> [Written instruction]:
Search the entries for the word "swatch" and pull out each line that has it.

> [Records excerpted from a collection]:
========================================
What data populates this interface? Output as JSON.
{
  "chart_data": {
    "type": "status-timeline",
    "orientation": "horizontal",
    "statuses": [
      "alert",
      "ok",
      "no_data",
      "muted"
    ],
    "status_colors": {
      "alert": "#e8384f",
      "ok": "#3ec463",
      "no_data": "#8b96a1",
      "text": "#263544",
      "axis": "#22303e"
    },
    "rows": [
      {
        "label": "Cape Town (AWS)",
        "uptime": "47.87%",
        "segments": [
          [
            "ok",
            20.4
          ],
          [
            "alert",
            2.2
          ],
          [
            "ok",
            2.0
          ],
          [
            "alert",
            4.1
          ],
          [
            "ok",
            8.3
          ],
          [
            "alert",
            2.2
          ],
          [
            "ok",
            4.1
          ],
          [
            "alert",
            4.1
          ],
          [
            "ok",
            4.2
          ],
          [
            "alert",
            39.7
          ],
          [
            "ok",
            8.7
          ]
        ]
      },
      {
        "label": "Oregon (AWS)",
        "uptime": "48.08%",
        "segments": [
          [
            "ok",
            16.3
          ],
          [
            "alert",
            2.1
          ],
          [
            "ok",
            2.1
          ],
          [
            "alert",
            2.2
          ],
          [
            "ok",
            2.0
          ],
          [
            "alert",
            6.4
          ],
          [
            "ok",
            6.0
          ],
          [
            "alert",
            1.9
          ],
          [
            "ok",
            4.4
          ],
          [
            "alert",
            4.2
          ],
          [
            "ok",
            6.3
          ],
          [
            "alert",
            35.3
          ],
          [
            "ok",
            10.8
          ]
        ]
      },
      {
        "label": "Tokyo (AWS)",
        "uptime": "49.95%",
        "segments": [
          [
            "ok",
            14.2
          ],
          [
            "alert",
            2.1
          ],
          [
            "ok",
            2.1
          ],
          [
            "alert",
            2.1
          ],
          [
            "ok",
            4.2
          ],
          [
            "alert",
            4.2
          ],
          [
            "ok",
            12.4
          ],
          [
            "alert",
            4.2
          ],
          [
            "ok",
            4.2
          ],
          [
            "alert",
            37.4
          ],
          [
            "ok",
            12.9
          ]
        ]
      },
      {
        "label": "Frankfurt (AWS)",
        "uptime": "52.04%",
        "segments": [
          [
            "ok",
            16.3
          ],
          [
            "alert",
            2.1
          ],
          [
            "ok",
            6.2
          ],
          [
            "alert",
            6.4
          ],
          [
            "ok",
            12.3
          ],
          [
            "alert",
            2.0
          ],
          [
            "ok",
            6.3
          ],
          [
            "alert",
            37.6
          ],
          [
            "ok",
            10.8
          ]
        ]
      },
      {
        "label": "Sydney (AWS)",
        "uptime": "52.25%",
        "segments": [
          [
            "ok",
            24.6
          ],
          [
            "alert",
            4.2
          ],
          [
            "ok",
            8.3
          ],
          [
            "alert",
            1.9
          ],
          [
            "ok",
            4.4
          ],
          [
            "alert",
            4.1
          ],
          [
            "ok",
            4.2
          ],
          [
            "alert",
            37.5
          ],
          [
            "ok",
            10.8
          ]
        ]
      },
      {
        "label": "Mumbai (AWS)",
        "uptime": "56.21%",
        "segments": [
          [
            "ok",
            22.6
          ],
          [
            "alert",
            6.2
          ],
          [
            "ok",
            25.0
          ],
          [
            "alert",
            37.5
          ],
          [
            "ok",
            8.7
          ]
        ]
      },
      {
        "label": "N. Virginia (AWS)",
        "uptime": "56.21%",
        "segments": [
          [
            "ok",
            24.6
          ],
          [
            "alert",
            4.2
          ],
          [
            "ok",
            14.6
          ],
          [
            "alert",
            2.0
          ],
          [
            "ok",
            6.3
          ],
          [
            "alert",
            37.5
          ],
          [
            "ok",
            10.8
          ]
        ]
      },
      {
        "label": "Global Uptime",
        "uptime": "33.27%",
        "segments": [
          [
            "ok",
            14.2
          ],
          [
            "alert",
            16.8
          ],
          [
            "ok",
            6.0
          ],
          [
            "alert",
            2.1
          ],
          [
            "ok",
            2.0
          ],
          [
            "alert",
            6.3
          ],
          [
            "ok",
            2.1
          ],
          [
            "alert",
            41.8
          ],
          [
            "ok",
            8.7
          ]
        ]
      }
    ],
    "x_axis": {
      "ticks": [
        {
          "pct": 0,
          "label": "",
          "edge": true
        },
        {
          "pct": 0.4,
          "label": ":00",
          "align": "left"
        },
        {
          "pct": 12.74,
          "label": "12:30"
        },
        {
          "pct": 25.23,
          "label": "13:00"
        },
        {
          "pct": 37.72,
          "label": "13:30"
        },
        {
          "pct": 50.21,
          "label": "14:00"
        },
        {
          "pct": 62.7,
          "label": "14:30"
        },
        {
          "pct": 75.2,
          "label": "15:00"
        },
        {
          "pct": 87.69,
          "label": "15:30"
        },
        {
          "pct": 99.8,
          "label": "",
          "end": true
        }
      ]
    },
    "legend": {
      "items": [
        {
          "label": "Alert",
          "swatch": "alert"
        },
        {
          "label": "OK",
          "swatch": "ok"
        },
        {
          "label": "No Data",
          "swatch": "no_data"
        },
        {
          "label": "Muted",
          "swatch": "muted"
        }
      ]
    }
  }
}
========================================
> [Solution]:
          "swatch": "alert"
          "swatch": "ok"
          "swatch": "no_data"
          "swatch": "muted"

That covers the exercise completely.